# [Task to complete]
Each entry must be given again exactly; images do not belong in the copy.

# [Information shown]
┄┄┄┄┄┄┄┄┄┄

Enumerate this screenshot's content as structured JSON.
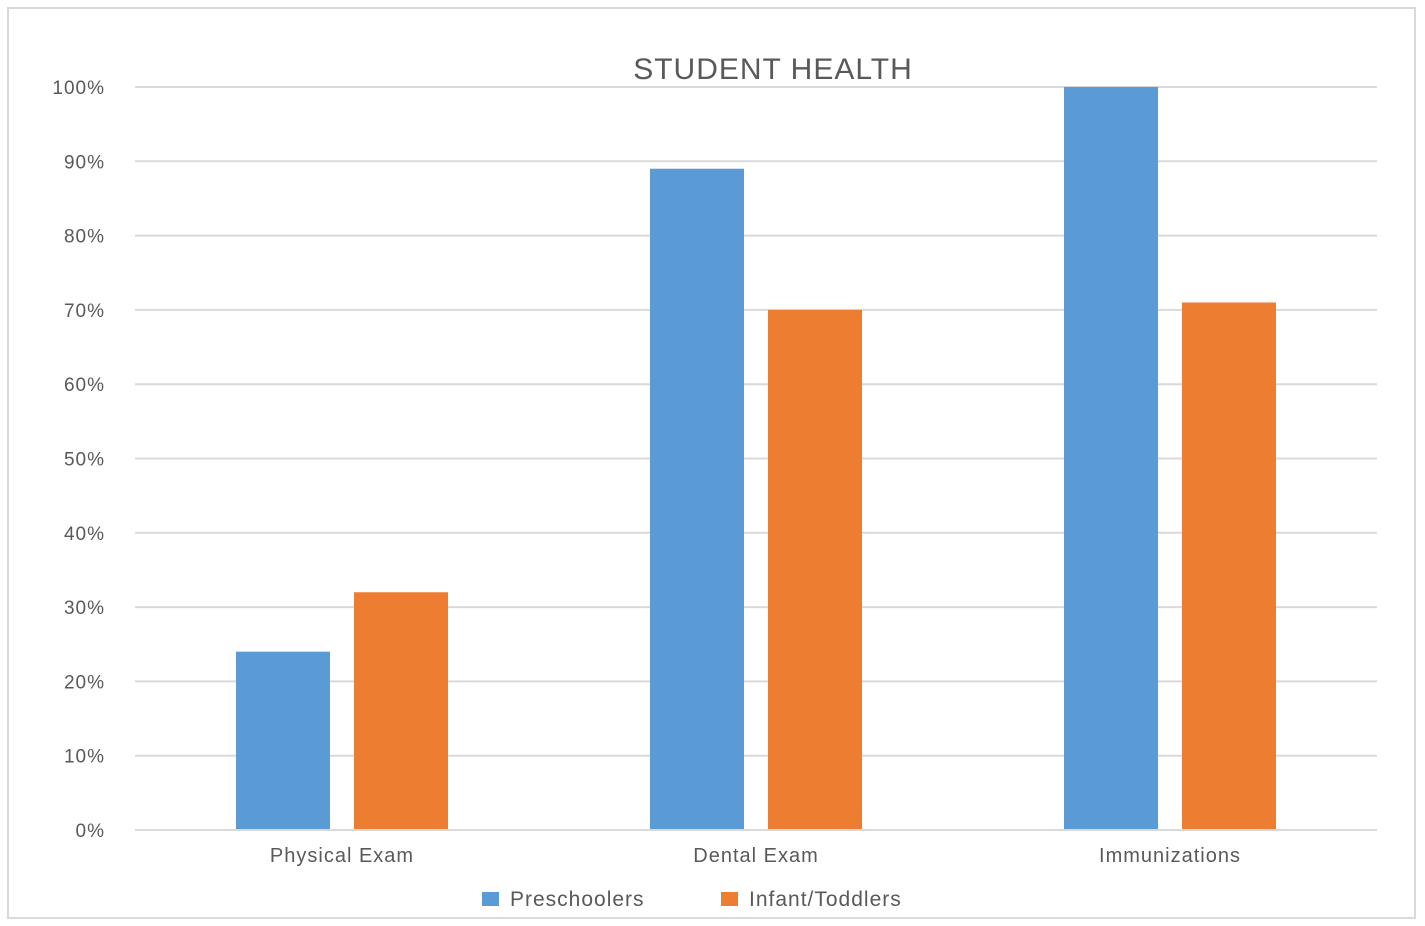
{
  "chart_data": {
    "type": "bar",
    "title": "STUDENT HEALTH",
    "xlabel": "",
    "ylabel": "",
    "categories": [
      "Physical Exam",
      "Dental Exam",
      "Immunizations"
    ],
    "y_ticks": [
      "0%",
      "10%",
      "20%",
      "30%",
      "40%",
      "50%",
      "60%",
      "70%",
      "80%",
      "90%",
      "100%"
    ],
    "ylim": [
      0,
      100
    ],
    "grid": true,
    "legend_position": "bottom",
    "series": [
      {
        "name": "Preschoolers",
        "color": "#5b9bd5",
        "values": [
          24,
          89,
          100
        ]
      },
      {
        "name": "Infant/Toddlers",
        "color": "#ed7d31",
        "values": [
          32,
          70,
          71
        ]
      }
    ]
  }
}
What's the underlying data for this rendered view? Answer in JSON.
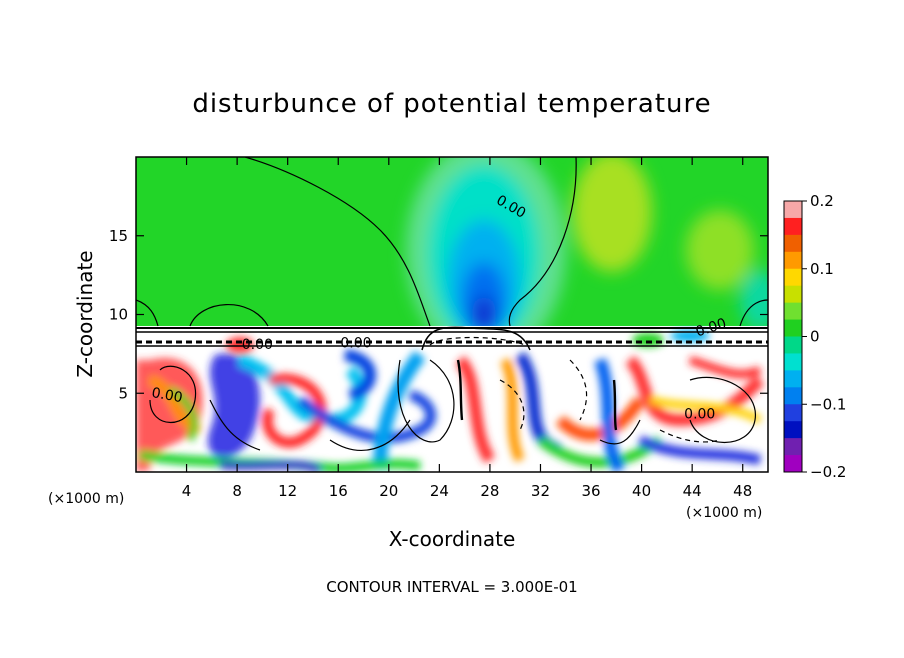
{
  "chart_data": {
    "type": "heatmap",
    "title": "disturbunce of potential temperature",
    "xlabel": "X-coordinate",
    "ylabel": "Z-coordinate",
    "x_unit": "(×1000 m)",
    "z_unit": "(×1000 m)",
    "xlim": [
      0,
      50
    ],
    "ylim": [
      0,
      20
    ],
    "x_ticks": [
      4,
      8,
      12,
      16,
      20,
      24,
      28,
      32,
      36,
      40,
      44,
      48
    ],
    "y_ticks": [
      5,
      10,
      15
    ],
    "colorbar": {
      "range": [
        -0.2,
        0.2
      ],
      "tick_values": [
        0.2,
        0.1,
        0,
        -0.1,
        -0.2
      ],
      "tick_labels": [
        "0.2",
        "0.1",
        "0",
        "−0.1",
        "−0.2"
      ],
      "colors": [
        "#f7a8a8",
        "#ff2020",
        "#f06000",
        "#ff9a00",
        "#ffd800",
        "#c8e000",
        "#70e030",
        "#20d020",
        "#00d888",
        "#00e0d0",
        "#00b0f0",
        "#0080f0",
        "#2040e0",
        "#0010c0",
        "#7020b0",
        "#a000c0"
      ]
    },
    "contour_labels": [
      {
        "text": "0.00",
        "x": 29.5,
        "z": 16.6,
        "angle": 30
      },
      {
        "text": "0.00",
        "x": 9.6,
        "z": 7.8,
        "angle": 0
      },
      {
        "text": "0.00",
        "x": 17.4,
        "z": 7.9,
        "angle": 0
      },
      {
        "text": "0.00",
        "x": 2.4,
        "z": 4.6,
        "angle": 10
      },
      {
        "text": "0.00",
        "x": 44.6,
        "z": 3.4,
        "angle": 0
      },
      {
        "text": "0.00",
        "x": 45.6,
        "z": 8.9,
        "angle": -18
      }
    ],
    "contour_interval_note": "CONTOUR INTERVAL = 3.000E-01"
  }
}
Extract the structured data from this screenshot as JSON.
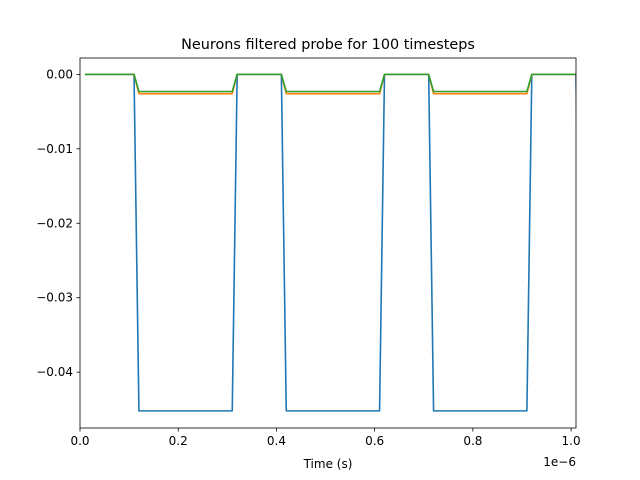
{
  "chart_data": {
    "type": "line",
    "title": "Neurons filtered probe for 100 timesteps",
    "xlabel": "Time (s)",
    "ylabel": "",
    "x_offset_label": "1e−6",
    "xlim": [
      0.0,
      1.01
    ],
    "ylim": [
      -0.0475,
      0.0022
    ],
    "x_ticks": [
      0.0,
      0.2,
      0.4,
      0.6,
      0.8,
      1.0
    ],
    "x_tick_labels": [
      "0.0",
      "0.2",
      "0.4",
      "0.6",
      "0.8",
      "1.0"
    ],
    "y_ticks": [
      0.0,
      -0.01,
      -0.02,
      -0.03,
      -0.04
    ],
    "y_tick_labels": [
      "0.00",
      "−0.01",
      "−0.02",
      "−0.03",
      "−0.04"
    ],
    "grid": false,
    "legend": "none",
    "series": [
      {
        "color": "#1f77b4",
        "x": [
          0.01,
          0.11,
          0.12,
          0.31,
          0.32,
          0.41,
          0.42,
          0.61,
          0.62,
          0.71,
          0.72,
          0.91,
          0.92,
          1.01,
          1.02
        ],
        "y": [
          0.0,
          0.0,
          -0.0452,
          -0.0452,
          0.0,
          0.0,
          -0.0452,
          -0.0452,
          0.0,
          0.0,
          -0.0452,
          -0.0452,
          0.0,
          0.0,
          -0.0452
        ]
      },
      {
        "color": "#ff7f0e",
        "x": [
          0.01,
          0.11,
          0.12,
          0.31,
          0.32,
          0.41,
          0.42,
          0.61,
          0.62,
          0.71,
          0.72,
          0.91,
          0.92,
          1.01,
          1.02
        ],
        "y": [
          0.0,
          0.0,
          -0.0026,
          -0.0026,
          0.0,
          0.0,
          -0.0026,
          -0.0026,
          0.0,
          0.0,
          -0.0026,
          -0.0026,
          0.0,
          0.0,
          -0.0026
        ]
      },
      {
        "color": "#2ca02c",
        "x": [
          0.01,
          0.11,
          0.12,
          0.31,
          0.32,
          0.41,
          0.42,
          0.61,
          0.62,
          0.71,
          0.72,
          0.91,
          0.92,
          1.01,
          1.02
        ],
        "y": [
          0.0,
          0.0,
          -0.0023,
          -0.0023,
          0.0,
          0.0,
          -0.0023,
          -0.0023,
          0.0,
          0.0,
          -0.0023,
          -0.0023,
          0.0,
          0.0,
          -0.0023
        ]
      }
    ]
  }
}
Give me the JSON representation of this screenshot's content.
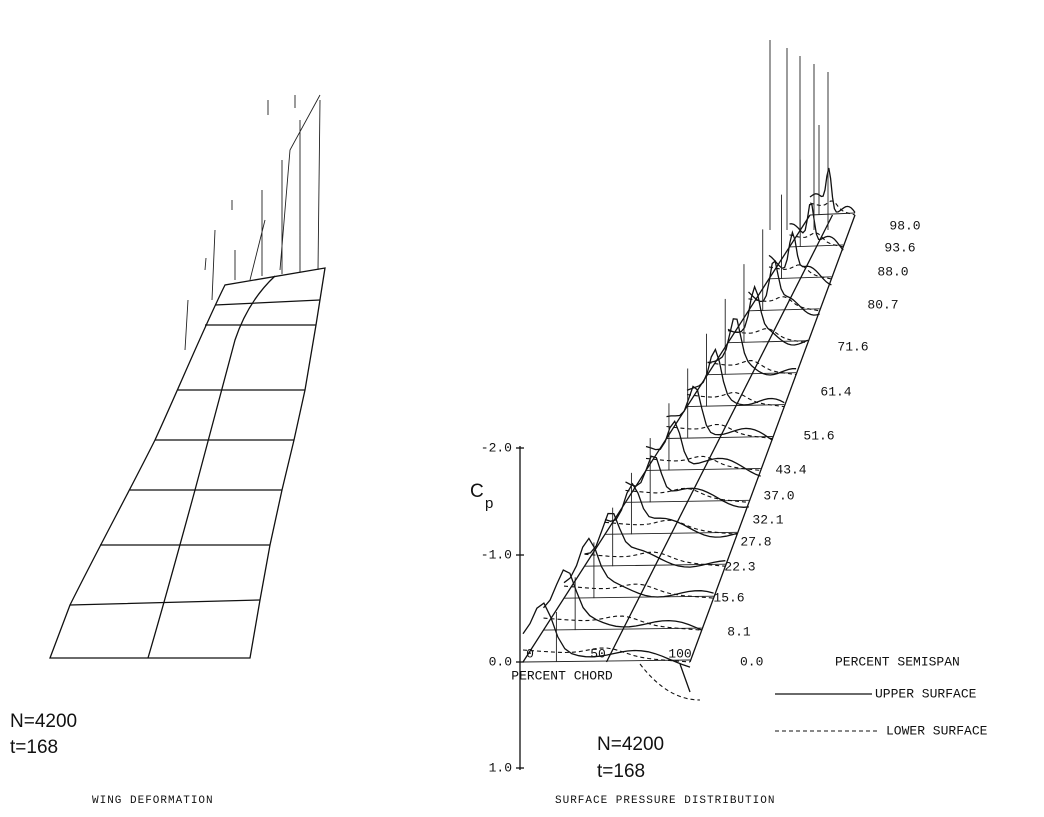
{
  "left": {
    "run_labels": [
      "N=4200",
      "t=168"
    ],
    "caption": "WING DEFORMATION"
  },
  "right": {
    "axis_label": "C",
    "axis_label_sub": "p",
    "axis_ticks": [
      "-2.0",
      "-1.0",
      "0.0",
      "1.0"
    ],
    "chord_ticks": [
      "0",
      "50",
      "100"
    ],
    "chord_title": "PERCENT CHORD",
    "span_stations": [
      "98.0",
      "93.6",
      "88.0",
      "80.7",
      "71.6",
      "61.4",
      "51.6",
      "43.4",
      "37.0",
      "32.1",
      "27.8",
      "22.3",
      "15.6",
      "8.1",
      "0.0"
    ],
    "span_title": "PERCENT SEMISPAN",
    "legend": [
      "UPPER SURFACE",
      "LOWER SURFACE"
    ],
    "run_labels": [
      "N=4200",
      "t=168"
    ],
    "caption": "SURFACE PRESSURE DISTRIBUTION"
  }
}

┄┄┄┄┄┄┄┄┄┄

# [Final result]
Enumerate this screenshot's content as structured JSON.
{
  "chart_data": {
    "type": "bar",
    "title": "STUDENT HEALTH",
    "xlabel": "",
    "ylabel": "",
    "categories": [
      "Physical Exam",
      "Dental Exam",
      "Immunizations"
    ],
    "y_ticks": [
      "0%",
      "10%",
      "20%",
      "30%",
      "40%",
      "50%",
      "60%",
      "70%",
      "80%",
      "90%",
      "100%"
    ],
    "ylim": [
      0,
      100
    ],
    "grid": true,
    "legend_position": "bottom",
    "series": [
      {
        "name": "Preschoolers",
        "color": "#5b9bd5",
        "values": [
          24,
          89,
          100
        ]
      },
      {
        "name": "Infant/Toddlers",
        "color": "#ed7d31",
        "values": [
          32,
          70,
          71
        ]
      }
    ]
  }
}
What's the underlying data for this rendered view? Answer in JSON.
{
  "chart_data": {
    "type": "heatmap",
    "title": "disturbunce of potential temperature",
    "xlabel": "X-coordinate",
    "ylabel": "Z-coordinate",
    "x_unit": "(×1000 m)",
    "z_unit": "(×1000 m)",
    "xlim": [
      0,
      50
    ],
    "ylim": [
      0,
      20
    ],
    "x_ticks": [
      4,
      8,
      12,
      16,
      20,
      24,
      28,
      32,
      36,
      40,
      44,
      48
    ],
    "y_ticks": [
      5,
      10,
      15
    ],
    "colorbar": {
      "range": [
        -0.2,
        0.2
      ],
      "tick_values": [
        0.2,
        0.1,
        0,
        -0.1,
        -0.2
      ],
      "tick_labels": [
        "0.2",
        "0.1",
        "0",
        "−0.1",
        "−0.2"
      ],
      "colors": [
        "#f7a8a8",
        "#ff2020",
        "#f06000",
        "#ff9a00",
        "#ffd800",
        "#c8e000",
        "#70e030",
        "#20d020",
        "#00d888",
        "#00e0d0",
        "#00b0f0",
        "#0080f0",
        "#2040e0",
        "#0010c0",
        "#7020b0",
        "#a000c0"
      ]
    },
    "contour_labels": [
      {
        "text": "0.00",
        "x": 29.5,
        "z": 16.6,
        "angle": 30
      },
      {
        "text": "0.00",
        "x": 9.6,
        "z": 7.8,
        "angle": 0
      },
      {
        "text": "0.00",
        "x": 17.4,
        "z": 7.9,
        "angle": 0
      },
      {
        "text": "0.00",
        "x": 2.4,
        "z": 4.6,
        "angle": 10
      },
      {
        "text": "0.00",
        "x": 44.6,
        "z": 3.4,
        "angle": 0
      },
      {
        "text": "0.00",
        "x": 45.6,
        "z": 8.9,
        "angle": -18
      }
    ],
    "contour_interval_note": "CONTOUR INTERVAL = 3.000E-01"
  }
}
Extract the structured data from this screenshot as JSON.
{
  "chart_data": {
    "type": "line",
    "title": "Neurons filtered probe for 100 timesteps",
    "xlabel": "Time (s)",
    "ylabel": "",
    "x_offset_label": "1e−6",
    "xlim": [
      0.0,
      1.01
    ],
    "ylim": [
      -0.0475,
      0.0022
    ],
    "x_ticks": [
      0.0,
      0.2,
      0.4,
      0.6,
      0.8,
      1.0
    ],
    "x_tick_labels": [
      "0.0",
      "0.2",
      "0.4",
      "0.6",
      "0.8",
      "1.0"
    ],
    "y_ticks": [
      0.0,
      -0.01,
      -0.02,
      -0.03,
      -0.04
    ],
    "y_tick_labels": [
      "0.00",
      "−0.01",
      "−0.02",
      "−0.03",
      "−0.04"
    ],
    "grid": false,
    "legend": "none",
    "series": [
      {
        "color": "#1f77b4",
        "x": [
          0.01,
          0.11,
          0.12,
          0.31,
          0.32,
          0.41,
          0.42,
          0.61,
          0.62,
          0.71,
          0.72,
          0.91,
          0.92,
          1.01,
          1.02
        ],
        "y": [
          0.0,
          0.0,
          -0.0452,
          -0.0452,
          0.0,
          0.0,
          -0.0452,
          -0.0452,
          0.0,
          0.0,
          -0.0452,
          -0.0452,
          0.0,
          0.0,
          -0.0452
        ]
      },
      {
        "color": "#ff7f0e",
        "x": [
          0.01,
          0.11,
          0.12,
          0.31,
          0.32,
          0.41,
          0.42,
          0.61,
          0.62,
          0.71,
          0.72,
          0.91,
          0.92,
          1.01,
          1.02
        ],
        "y": [
          0.0,
          0.0,
          -0.0026,
          -0.0026,
          0.0,
          0.0,
          -0.0026,
          -0.0026,
          0.0,
          0.0,
          -0.0026,
          -0.0026,
          0.0,
          0.0,
          -0.0026
        ]
      },
      {
        "color": "#2ca02c",
        "x": [
          0.01,
          0.11,
          0.12,
          0.31,
          0.32,
          0.41,
          0.42,
          0.61,
          0.62,
          0.71,
          0.72,
          0.91,
          0.92,
          1.01,
          1.02
        ],
        "y": [
          0.0,
          0.0,
          -0.0023,
          -0.0023,
          0.0,
          0.0,
          -0.0023,
          -0.0023,
          0.0,
          0.0,
          -0.0023,
          -0.0023,
          0.0,
          0.0,
          -0.0023
        ]
      }
    ]
  }
}
Give me the JSON representation of this screenshot's content.
{
  "left": {
    "run_labels": [
      "N=4200",
      "t=168"
    ],
    "caption": "WING DEFORMATION"
  },
  "right": {
    "axis_label": "C",
    "axis_label_sub": "p",
    "axis_ticks": [
      "-2.0",
      "-1.0",
      "0.0",
      "1.0"
    ],
    "chord_ticks": [
      "0",
      "50",
      "100"
    ],
    "chord_title": "PERCENT CHORD",
    "span_stations": [
      "98.0",
      "93.6",
      "88.0",
      "80.7",
      "71.6",
      "61.4",
      "51.6",
      "43.4",
      "37.0",
      "32.1",
      "27.8",
      "22.3",
      "15.6",
      "8.1",
      "0.0"
    ],
    "span_title": "PERCENT SEMISPAN",
    "legend": [
      "UPPER SURFACE",
      "LOWER SURFACE"
    ],
    "run_labels": [
      "N=4200",
      "t=168"
    ],
    "caption": "SURFACE PRESSURE DISTRIBUTION"
  }
}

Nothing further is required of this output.